• **STATED PROBLEM**: Lines containing the word "right" are the ones to copy from the records below.

===== INPUT MATERIAL =====

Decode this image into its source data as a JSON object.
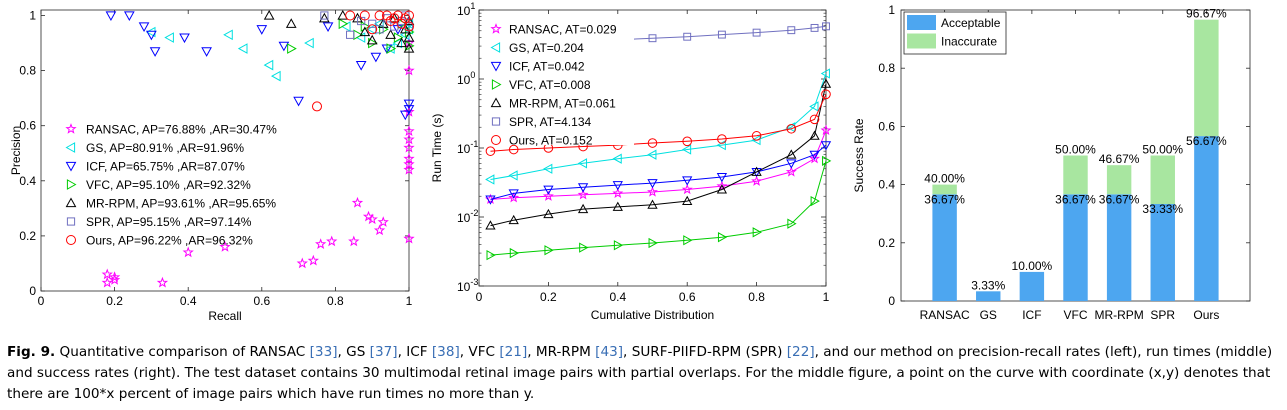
{
  "colors": {
    "ransac": "#ff00ff",
    "gs": "#00e0e0",
    "icf": "#0000ff",
    "vfc": "#00cc00",
    "mrrpm": "#000000",
    "spr": "#7070c0",
    "ours": "#ff0000",
    "acceptable": "#4da6f0",
    "inaccurate": "#a8e6a0"
  },
  "chart_data": [
    {
      "type": "scatter",
      "xlabel": "Recall",
      "ylabel": "Precision",
      "xlim": [
        0,
        1
      ],
      "ylim": [
        0,
        1.02
      ],
      "xticks": [
        "0",
        "0.2",
        "0.4",
        "0.6",
        "0.8",
        "1"
      ],
      "yticks": [
        "0",
        "0.2",
        "0.4",
        "0.6",
        "0.8",
        "1"
      ],
      "legend_position": "bottom-left",
      "series": [
        {
          "key": "ransac",
          "name": "RANSAC, AP=76.88% ,AR=30.47%",
          "marker": "star",
          "points": [
            [
              0.18,
              0.06
            ],
            [
              0.2,
              0.05
            ],
            [
              0.18,
              0.03
            ],
            [
              0.2,
              0.04
            ],
            [
              0.33,
              0.03
            ],
            [
              0.4,
              0.14
            ],
            [
              0.5,
              0.16
            ],
            [
              0.71,
              0.1
            ],
            [
              0.74,
              0.11
            ],
            [
              0.76,
              0.17
            ],
            [
              0.79,
              0.18
            ],
            [
              0.85,
              0.18
            ],
            [
              0.86,
              0.32
            ],
            [
              0.89,
              0.27
            ],
            [
              0.9,
              0.26
            ],
            [
              0.92,
              0.22
            ],
            [
              0.93,
              0.25
            ],
            [
              1.0,
              0.19
            ],
            [
              1.0,
              0.44
            ],
            [
              1.0,
              0.46
            ],
            [
              1.0,
              0.48
            ],
            [
              1.0,
              0.52
            ],
            [
              1.0,
              0.55
            ],
            [
              1.0,
              0.58
            ],
            [
              1.0,
              0.65
            ],
            [
              1.0,
              0.8
            ],
            [
              1.0,
              0.9
            ]
          ]
        },
        {
          "key": "gs",
          "name": "GS,  AP=80.91% ,AR=91.96%",
          "marker": "left",
          "points": [
            [
              0.3,
              0.94
            ],
            [
              0.35,
              0.92
            ],
            [
              0.51,
              0.93
            ],
            [
              0.55,
              0.88
            ],
            [
              0.62,
              0.82
            ],
            [
              0.64,
              0.78
            ],
            [
              0.73,
              0.9
            ],
            [
              0.83,
              0.96
            ],
            [
              0.87,
              0.92
            ],
            [
              0.9,
              0.95
            ],
            [
              0.92,
              0.97
            ],
            [
              0.95,
              0.88
            ],
            [
              0.97,
              0.9
            ],
            [
              0.99,
              0.93
            ],
            [
              1.0,
              0.95
            ],
            [
              1.0,
              0.97
            ]
          ]
        },
        {
          "key": "icf",
          "name": "ICF, AP=65.75% ,AR=87.07%",
          "marker": "down",
          "points": [
            [
              0.19,
              1.0
            ],
            [
              0.24,
              1.0
            ],
            [
              0.28,
              0.96
            ],
            [
              0.3,
              0.93
            ],
            [
              0.31,
              0.87
            ],
            [
              0.39,
              0.92
            ],
            [
              0.45,
              0.87
            ],
            [
              0.6,
              0.95
            ],
            [
              0.66,
              0.89
            ],
            [
              0.7,
              0.69
            ],
            [
              0.78,
              0.96
            ],
            [
              0.87,
              0.82
            ],
            [
              0.91,
              0.85
            ],
            [
              0.94,
              0.88
            ],
            [
              0.97,
              0.95
            ],
            [
              0.99,
              0.64
            ],
            [
              1.0,
              0.66
            ],
            [
              1.0,
              0.68
            ]
          ]
        },
        {
          "key": "vfc",
          "name": "VFC, AP=95.10% ,AR=92.32%",
          "marker": "right",
          "points": [
            [
              0.68,
              0.88
            ],
            [
              0.82,
              0.97
            ],
            [
              0.86,
              0.93
            ],
            [
              0.88,
              0.96
            ],
            [
              0.9,
              0.9
            ],
            [
              0.93,
              0.95
            ],
            [
              0.95,
              0.88
            ],
            [
              0.97,
              0.92
            ],
            [
              0.98,
              0.97
            ],
            [
              1.0,
              0.89
            ],
            [
              1.0,
              0.94
            ]
          ]
        },
        {
          "key": "mrrpm",
          "name": "MR-RPM, AP=93.61% ,AR=95.65%",
          "marker": "up",
          "points": [
            [
              0.62,
              1.0
            ],
            [
              0.68,
              0.97
            ],
            [
              0.77,
              0.99
            ],
            [
              0.82,
              1.0
            ],
            [
              0.86,
              0.99
            ],
            [
              0.88,
              0.94
            ],
            [
              0.9,
              0.91
            ],
            [
              0.93,
              0.97
            ],
            [
              0.95,
              0.93
            ],
            [
              0.96,
              0.99
            ],
            [
              0.98,
              0.9
            ],
            [
              0.99,
              0.95
            ],
            [
              1.0,
              0.88
            ],
            [
              1.0,
              0.92
            ],
            [
              1.0,
              0.98
            ]
          ]
        },
        {
          "key": "spr",
          "name": "SPR, AP=95.15% ,AR=97.14%",
          "marker": "square",
          "points": [
            [
              0.77,
              1.0
            ],
            [
              0.84,
              0.93
            ],
            [
              0.87,
              0.98
            ],
            [
              0.9,
              0.97
            ],
            [
              0.92,
              0.95
            ],
            [
              0.94,
              0.99
            ],
            [
              0.96,
              0.96
            ],
            [
              0.98,
              0.98
            ],
            [
              0.99,
              1.0
            ],
            [
              1.0,
              0.96
            ]
          ]
        },
        {
          "key": "ours",
          "name": "Ours, AP=96.22% ,AR=96.32%",
          "marker": "circle",
          "points": [
            [
              0.75,
              0.67
            ],
            [
              0.84,
              1.0
            ],
            [
              0.88,
              1.0
            ],
            [
              0.9,
              0.95
            ],
            [
              0.92,
              1.0
            ],
            [
              0.94,
              1.0
            ],
            [
              0.95,
              0.98
            ],
            [
              0.96,
              0.99
            ],
            [
              0.97,
              1.0
            ],
            [
              0.98,
              0.97
            ],
            [
              0.99,
              0.99
            ],
            [
              1.0,
              0.96
            ],
            [
              1.0,
              1.0
            ]
          ]
        }
      ]
    },
    {
      "type": "line",
      "scale_y": "log",
      "xlabel": "Cumulative Distribution",
      "ylabel": "Run Time (s)",
      "xlim": [
        0,
        1
      ],
      "ylim": [
        0.001,
        10
      ],
      "xticks": [
        "0",
        "0.2",
        "0.4",
        "0.6",
        "0.8",
        "1"
      ],
      "yticks": [
        {
          "base": "10",
          "exp": "-3",
          "value": 0.001
        },
        {
          "base": "10",
          "exp": "-2",
          "value": 0.01
        },
        {
          "base": "10",
          "exp": "-1",
          "value": 0.1
        },
        {
          "base": "10",
          "exp": "0",
          "value": 1
        },
        {
          "base": "10",
          "exp": "1",
          "value": 10
        }
      ],
      "legend_position": "top-left",
      "series": [
        {
          "key": "ransac",
          "name": "RANSAC, AT=0.029",
          "marker": "star",
          "points": [
            [
              0.033,
              0.018
            ],
            [
              0.1,
              0.019
            ],
            [
              0.2,
              0.02
            ],
            [
              0.3,
              0.021
            ],
            [
              0.4,
              0.022
            ],
            [
              0.5,
              0.023
            ],
            [
              0.6,
              0.025
            ],
            [
              0.7,
              0.028
            ],
            [
              0.8,
              0.033
            ],
            [
              0.9,
              0.045
            ],
            [
              0.967,
              0.07
            ],
            [
              1.0,
              0.18
            ]
          ]
        },
        {
          "key": "gs",
          "name": "GS, AT=0.204",
          "marker": "left",
          "points": [
            [
              0.033,
              0.035
            ],
            [
              0.1,
              0.04
            ],
            [
              0.2,
              0.05
            ],
            [
              0.3,
              0.06
            ],
            [
              0.4,
              0.07
            ],
            [
              0.5,
              0.08
            ],
            [
              0.6,
              0.095
            ],
            [
              0.7,
              0.11
            ],
            [
              0.8,
              0.13
            ],
            [
              0.9,
              0.2
            ],
            [
              0.967,
              0.4
            ],
            [
              1.0,
              1.2
            ]
          ]
        },
        {
          "key": "icf",
          "name": "ICF, AT=0.042",
          "marker": "down",
          "points": [
            [
              0.033,
              0.018
            ],
            [
              0.1,
              0.022
            ],
            [
              0.2,
              0.025
            ],
            [
              0.3,
              0.027
            ],
            [
              0.4,
              0.029
            ],
            [
              0.5,
              0.031
            ],
            [
              0.6,
              0.034
            ],
            [
              0.7,
              0.038
            ],
            [
              0.8,
              0.045
            ],
            [
              0.9,
              0.06
            ],
            [
              0.967,
              0.08
            ],
            [
              1.0,
              0.11
            ]
          ]
        },
        {
          "key": "vfc",
          "name": "VFC, AT=0.008",
          "marker": "right",
          "points": [
            [
              0.033,
              0.0028
            ],
            [
              0.1,
              0.003
            ],
            [
              0.2,
              0.0033
            ],
            [
              0.3,
              0.0036
            ],
            [
              0.4,
              0.0039
            ],
            [
              0.5,
              0.0042
            ],
            [
              0.6,
              0.0046
            ],
            [
              0.7,
              0.0051
            ],
            [
              0.8,
              0.006
            ],
            [
              0.9,
              0.008
            ],
            [
              0.967,
              0.017
            ],
            [
              1.0,
              0.065
            ]
          ]
        },
        {
          "key": "mrrpm",
          "name": "MR-RPM, AT=0.061",
          "marker": "up",
          "points": [
            [
              0.033,
              0.0075
            ],
            [
              0.1,
              0.009
            ],
            [
              0.2,
              0.011
            ],
            [
              0.3,
              0.013
            ],
            [
              0.4,
              0.014
            ],
            [
              0.5,
              0.015
            ],
            [
              0.6,
              0.017
            ],
            [
              0.7,
              0.025
            ],
            [
              0.8,
              0.045
            ],
            [
              0.9,
              0.08
            ],
            [
              0.967,
              0.15
            ],
            [
              1.0,
              0.85
            ]
          ]
        },
        {
          "key": "spr",
          "name": "SPR, AT=4.134",
          "marker": "square",
          "points": [
            [
              0.033,
              2.3
            ],
            [
              0.1,
              3.0
            ],
            [
              0.2,
              3.3
            ],
            [
              0.3,
              3.5
            ],
            [
              0.4,
              3.7
            ],
            [
              0.5,
              3.9
            ],
            [
              0.6,
              4.1
            ],
            [
              0.7,
              4.4
            ],
            [
              0.8,
              4.7
            ],
            [
              0.9,
              5.1
            ],
            [
              0.967,
              5.5
            ],
            [
              1.0,
              5.8
            ]
          ]
        },
        {
          "key": "ours",
          "name": "Ours, AT=0.152",
          "marker": "circle",
          "points": [
            [
              0.033,
              0.09
            ],
            [
              0.1,
              0.095
            ],
            [
              0.2,
              0.1
            ],
            [
              0.3,
              0.105
            ],
            [
              0.4,
              0.11
            ],
            [
              0.5,
              0.118
            ],
            [
              0.6,
              0.125
            ],
            [
              0.7,
              0.135
            ],
            [
              0.8,
              0.15
            ],
            [
              0.9,
              0.19
            ],
            [
              0.967,
              0.26
            ],
            [
              1.0,
              0.6
            ]
          ]
        }
      ]
    },
    {
      "type": "bar",
      "stacked": true,
      "ylabel": "Success Rate",
      "xlabel": "",
      "ylim": [
        0,
        1
      ],
      "yticks": [
        "0",
        "0.2",
        "0.4",
        "0.6",
        "0.8",
        "1"
      ],
      "categories": [
        "RANSAC",
        "GS",
        "ICF",
        "VFC",
        "MR-RPM",
        "SPR",
        "Ours"
      ],
      "legend_position": "top-left",
      "series": [
        {
          "key": "acceptable",
          "name": "Acceptable",
          "values": [
            0.3667,
            0.0333,
            0.1,
            0.3667,
            0.3667,
            0.3333,
            0.5667
          ]
        },
        {
          "key": "inaccurate",
          "name": "Inaccurate",
          "values": [
            0.0333,
            0.0,
            0.0,
            0.1333,
            0.1,
            0.1667,
            0.4
          ]
        }
      ],
      "bar_labels": {
        "acceptable": [
          "36.67%",
          "3.33%",
          "10.00%",
          "36.67%",
          "36.67%",
          "33.33%",
          "56.67%"
        ],
        "total": [
          "40.00%",
          "",
          "",
          "50.00%",
          "46.67%",
          "50.00%",
          "96.67%"
        ]
      }
    }
  ],
  "caption": {
    "label": "Fig. 9.",
    "parts": [
      {
        "t": " Quantitative comparison of RANSAC "
      },
      {
        "t": "[33]",
        "ref": true
      },
      {
        "t": ", GS "
      },
      {
        "t": "[37]",
        "ref": true
      },
      {
        "t": ", ICF "
      },
      {
        "t": "[38]",
        "ref": true
      },
      {
        "t": ", VFC "
      },
      {
        "t": "[21]",
        "ref": true
      },
      {
        "t": ", MR-RPM "
      },
      {
        "t": "[43]",
        "ref": true
      },
      {
        "t": ", SURF-PIIFD-RPM (SPR) "
      },
      {
        "t": "[22]",
        "ref": true
      },
      {
        "t": ", and our method on precision-recall rates (left), run times (middle) and success rates (right). The test dataset contains 30 multimodal retinal image pairs with partial overlaps. For the middle figure, a point on the curve with coordinate (x,y) denotes that there are 100*x percent of image pairs which have run times no more than y."
      }
    ]
  }
}
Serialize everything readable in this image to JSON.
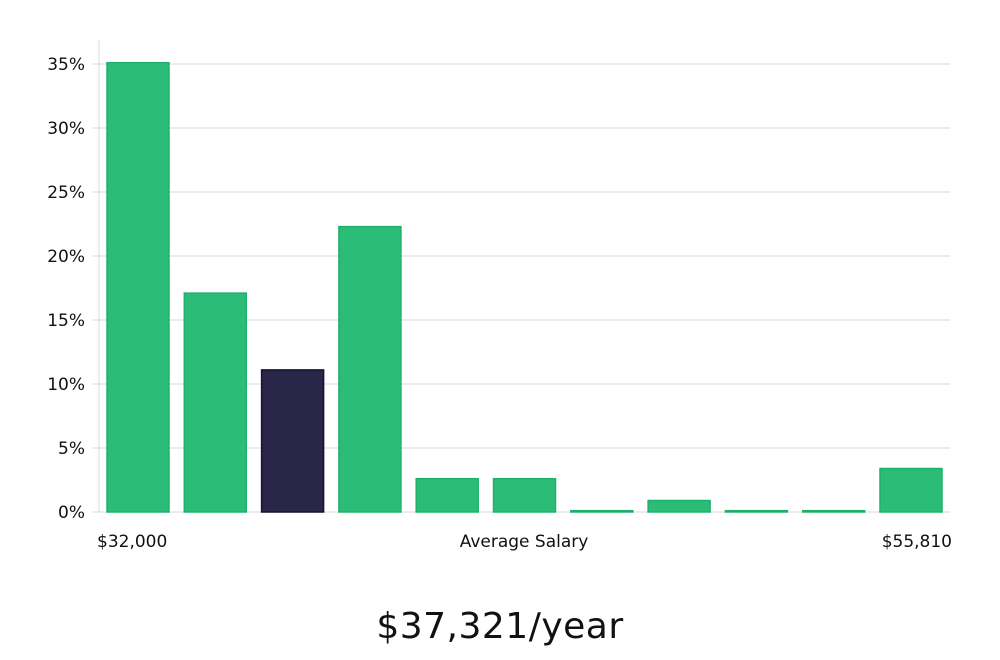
{
  "chart_data": {
    "type": "bar",
    "title": "",
    "xlabel": "Average Salary",
    "ylabel": "",
    "x_min_label": "$32,000",
    "x_max_label": "$55,810",
    "ylim": [
      0,
      36
    ],
    "yticks": [
      {
        "value": 0,
        "label": "0%"
      },
      {
        "value": 5,
        "label": "5%"
      },
      {
        "value": 10,
        "label": "10%"
      },
      {
        "value": 15,
        "label": "15%"
      },
      {
        "value": 20,
        "label": "20%"
      },
      {
        "value": 25,
        "label": "25%"
      },
      {
        "value": 30,
        "label": "30%"
      },
      {
        "value": 35,
        "label": "35%"
      }
    ],
    "values": [
      35.1,
      17.1,
      11.1,
      22.3,
      2.6,
      2.6,
      0.1,
      0.9,
      0.1,
      0.1,
      3.4
    ],
    "highlight_index": 2,
    "bar_color": "#2bbd77",
    "bar_stroke": "#21b06c",
    "highlight_color": "#29264a",
    "highlight_stroke": "#15132e"
  },
  "summary": {
    "salary_text": "$37,321/year"
  }
}
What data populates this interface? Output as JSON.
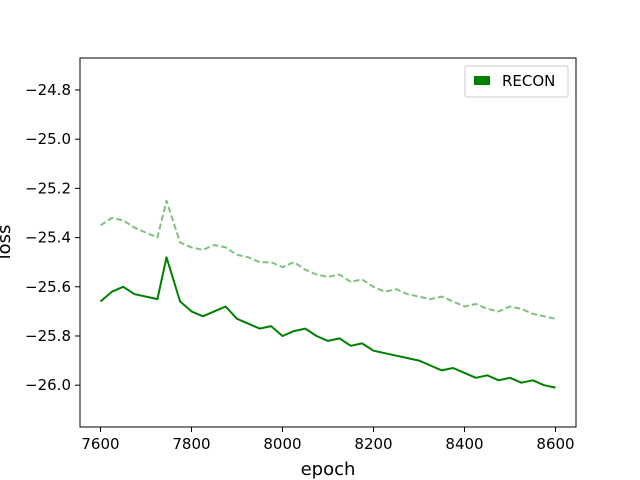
{
  "chart_data": {
    "type": "line",
    "xlabel": "epoch",
    "ylabel": "loss",
    "xlim": [
      7555,
      8645
    ],
    "ylim": [
      -26.17,
      -24.67
    ],
    "x_ticks": [
      7600,
      7800,
      8000,
      8200,
      8400,
      8600
    ],
    "x_tick_labels": [
      "7600",
      "7800",
      "8000",
      "8200",
      "8400",
      "8600"
    ],
    "y_ticks": [
      -24.8,
      -25.0,
      -25.2,
      -25.4,
      -25.6,
      -25.8,
      -26.0
    ],
    "y_tick_labels": [
      "−24.8",
      "−25.0",
      "−25.2",
      "−25.4",
      "−25.6",
      "−25.8",
      "−26.0"
    ],
    "grid": false,
    "legend": {
      "position": "top-right",
      "entries": [
        {
          "label": "RECON",
          "color": "#008000"
        }
      ]
    },
    "series": [
      {
        "name": "RECON",
        "style": "solid",
        "color": "#008000",
        "x": [
          7600,
          7625,
          7650,
          7675,
          7700,
          7725,
          7745,
          7775,
          7800,
          7825,
          7850,
          7875,
          7900,
          7925,
          7950,
          7975,
          8000,
          8025,
          8050,
          8075,
          8100,
          8125,
          8150,
          8175,
          8200,
          8225,
          8250,
          8275,
          8300,
          8325,
          8350,
          8375,
          8400,
          8425,
          8450,
          8475,
          8500,
          8525,
          8550,
          8575,
          8600
        ],
        "y": [
          -25.66,
          -25.62,
          -25.6,
          -25.63,
          -25.64,
          -25.65,
          -25.48,
          -25.66,
          -25.7,
          -25.72,
          -25.7,
          -25.68,
          -25.73,
          -25.75,
          -25.77,
          -25.76,
          -25.8,
          -25.78,
          -25.77,
          -25.8,
          -25.82,
          -25.81,
          -25.84,
          -25.83,
          -25.86,
          -25.87,
          -25.88,
          -25.89,
          -25.9,
          -25.92,
          -25.94,
          -25.93,
          -25.95,
          -25.97,
          -25.96,
          -25.98,
          -25.97,
          -25.99,
          -25.98,
          -26.0,
          -26.01
        ]
      },
      {
        "name": "",
        "style": "dashed",
        "color": "#7fc27f",
        "x": [
          7600,
          7625,
          7650,
          7675,
          7700,
          7725,
          7745,
          7775,
          7800,
          7825,
          7850,
          7875,
          7900,
          7925,
          7950,
          7975,
          8000,
          8025,
          8050,
          8075,
          8100,
          8125,
          8150,
          8175,
          8200,
          8225,
          8250,
          8275,
          8300,
          8325,
          8350,
          8375,
          8400,
          8425,
          8450,
          8475,
          8500,
          8525,
          8550,
          8575,
          8600
        ],
        "y": [
          -25.35,
          -25.32,
          -25.33,
          -25.36,
          -25.38,
          -25.4,
          -25.25,
          -25.42,
          -25.44,
          -25.45,
          -25.43,
          -25.44,
          -25.47,
          -25.48,
          -25.5,
          -25.5,
          -25.52,
          -25.5,
          -25.53,
          -25.55,
          -25.56,
          -25.55,
          -25.58,
          -25.57,
          -25.6,
          -25.62,
          -25.61,
          -25.63,
          -25.64,
          -25.65,
          -25.64,
          -25.66,
          -25.68,
          -25.67,
          -25.69,
          -25.7,
          -25.68,
          -25.69,
          -25.71,
          -25.72,
          -25.73
        ]
      }
    ]
  }
}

=====

• **IN RESPONSE**:
          "marker": "right",
          "marker": "right",
        "t": ", and our method on precision-recall rates (left), run times (middle) and success rates (right). The test dataset contains 30 multimodal retinal image pairs with partial overlaps. For the middle figure, a point on the curve with coordinate (x,y) denotes that there are 100*x percent of image pairs which have run times no more than y."
      "position": "top-right",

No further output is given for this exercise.